[Saved entries]
**********

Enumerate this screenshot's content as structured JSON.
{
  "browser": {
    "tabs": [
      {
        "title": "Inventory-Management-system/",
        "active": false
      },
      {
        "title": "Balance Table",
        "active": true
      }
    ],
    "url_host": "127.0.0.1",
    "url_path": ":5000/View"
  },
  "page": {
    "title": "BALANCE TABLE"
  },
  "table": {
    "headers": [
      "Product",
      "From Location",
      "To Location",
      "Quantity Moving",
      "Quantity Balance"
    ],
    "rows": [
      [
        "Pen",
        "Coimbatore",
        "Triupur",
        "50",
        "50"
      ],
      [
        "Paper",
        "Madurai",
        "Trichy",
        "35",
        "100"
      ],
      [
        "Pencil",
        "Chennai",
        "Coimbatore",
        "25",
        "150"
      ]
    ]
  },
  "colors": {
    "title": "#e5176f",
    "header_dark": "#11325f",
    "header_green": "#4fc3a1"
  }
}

**********

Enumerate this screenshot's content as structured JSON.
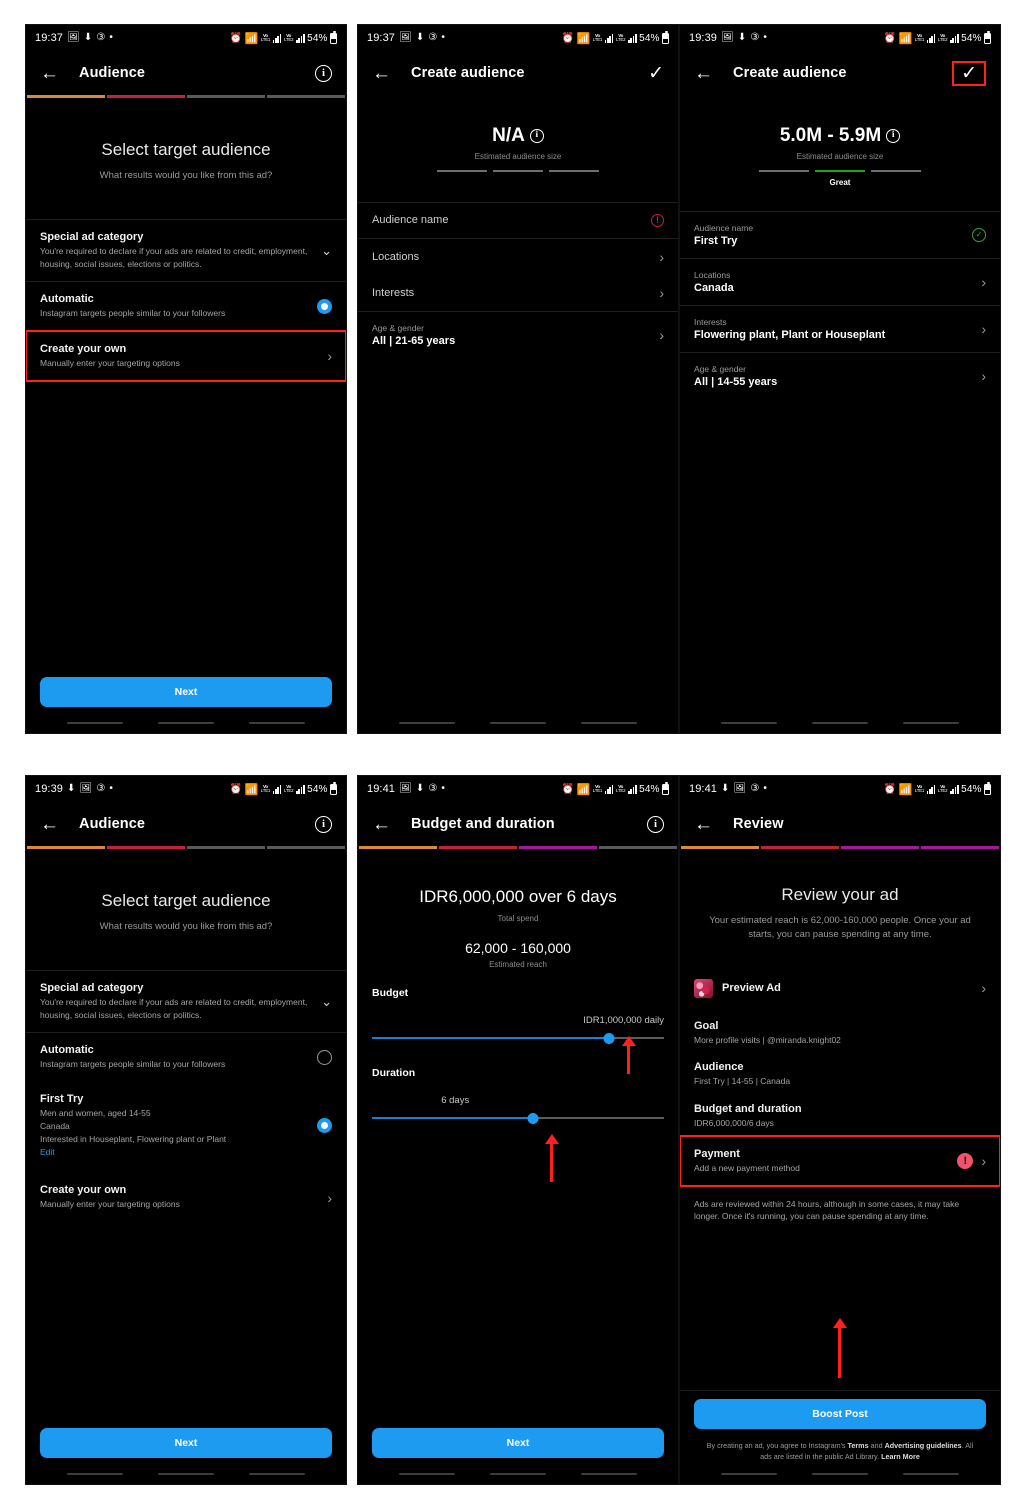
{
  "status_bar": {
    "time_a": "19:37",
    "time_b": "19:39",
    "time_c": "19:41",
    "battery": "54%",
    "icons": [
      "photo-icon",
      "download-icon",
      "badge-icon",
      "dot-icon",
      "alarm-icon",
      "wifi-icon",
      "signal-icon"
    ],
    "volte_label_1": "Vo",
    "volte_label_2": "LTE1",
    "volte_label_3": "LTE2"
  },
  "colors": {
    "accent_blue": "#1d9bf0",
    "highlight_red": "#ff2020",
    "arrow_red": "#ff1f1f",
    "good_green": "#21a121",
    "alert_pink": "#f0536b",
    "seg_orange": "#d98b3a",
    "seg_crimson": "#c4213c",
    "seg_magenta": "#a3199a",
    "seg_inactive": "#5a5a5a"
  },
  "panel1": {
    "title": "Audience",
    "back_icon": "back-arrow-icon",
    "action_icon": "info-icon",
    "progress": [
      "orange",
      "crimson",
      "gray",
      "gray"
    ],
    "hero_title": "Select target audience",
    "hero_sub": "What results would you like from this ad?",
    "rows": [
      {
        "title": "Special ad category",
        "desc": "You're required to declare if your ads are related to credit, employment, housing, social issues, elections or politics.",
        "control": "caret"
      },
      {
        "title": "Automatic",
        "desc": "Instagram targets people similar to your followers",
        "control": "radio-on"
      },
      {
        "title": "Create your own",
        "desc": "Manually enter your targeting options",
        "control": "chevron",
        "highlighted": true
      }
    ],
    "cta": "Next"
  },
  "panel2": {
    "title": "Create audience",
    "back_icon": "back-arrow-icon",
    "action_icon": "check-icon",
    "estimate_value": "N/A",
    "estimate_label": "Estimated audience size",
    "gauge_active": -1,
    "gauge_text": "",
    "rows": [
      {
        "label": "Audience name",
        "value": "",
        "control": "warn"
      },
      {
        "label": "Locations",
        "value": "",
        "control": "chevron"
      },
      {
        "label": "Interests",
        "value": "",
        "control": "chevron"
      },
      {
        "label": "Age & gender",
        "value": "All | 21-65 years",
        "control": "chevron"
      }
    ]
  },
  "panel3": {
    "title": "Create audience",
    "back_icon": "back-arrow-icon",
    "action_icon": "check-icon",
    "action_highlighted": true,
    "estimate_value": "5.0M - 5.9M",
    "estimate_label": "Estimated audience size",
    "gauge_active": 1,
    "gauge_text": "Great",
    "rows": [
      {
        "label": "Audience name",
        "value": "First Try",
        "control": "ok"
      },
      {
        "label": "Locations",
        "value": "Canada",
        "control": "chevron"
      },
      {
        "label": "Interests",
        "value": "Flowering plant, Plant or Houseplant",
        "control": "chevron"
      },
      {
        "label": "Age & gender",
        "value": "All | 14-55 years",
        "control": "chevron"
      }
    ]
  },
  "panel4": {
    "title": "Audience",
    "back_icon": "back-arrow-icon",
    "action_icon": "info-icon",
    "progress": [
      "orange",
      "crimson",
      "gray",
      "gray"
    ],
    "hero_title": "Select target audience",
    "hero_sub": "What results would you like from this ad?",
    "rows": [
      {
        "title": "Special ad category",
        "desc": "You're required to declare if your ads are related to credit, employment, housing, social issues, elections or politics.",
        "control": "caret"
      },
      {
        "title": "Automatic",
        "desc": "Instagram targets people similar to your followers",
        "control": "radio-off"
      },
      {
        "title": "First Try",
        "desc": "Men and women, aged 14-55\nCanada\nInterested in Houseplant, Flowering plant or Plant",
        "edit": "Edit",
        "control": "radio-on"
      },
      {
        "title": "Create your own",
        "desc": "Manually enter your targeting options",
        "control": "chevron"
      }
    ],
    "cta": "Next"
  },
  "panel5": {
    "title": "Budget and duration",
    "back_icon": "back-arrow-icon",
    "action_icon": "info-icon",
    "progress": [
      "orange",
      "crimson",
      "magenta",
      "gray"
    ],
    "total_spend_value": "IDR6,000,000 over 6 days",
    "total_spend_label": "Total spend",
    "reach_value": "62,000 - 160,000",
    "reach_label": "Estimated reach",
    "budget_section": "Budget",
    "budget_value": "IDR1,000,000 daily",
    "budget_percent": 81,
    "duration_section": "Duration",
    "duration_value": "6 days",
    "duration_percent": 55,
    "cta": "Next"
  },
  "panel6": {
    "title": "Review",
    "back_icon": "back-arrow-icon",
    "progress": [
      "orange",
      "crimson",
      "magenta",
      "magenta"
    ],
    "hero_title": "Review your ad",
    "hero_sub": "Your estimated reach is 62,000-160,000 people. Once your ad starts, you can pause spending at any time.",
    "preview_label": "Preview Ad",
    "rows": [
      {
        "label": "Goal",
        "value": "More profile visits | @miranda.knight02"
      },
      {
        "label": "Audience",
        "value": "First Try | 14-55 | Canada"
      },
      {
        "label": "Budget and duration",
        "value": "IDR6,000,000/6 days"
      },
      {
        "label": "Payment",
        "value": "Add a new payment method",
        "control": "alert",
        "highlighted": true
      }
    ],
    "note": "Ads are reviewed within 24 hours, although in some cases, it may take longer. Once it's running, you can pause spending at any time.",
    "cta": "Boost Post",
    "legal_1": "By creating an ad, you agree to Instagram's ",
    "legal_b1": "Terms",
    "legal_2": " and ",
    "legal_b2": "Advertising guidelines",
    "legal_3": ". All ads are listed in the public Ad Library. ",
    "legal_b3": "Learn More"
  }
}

**********

Given task
Gather from the entries above all lines that include the string "days".

Solved exercise
    "total_spend_value": "IDR6,000,000 over 6 days",
    "duration_value": "6 days",
        "value": "IDR6,000,000/6 days"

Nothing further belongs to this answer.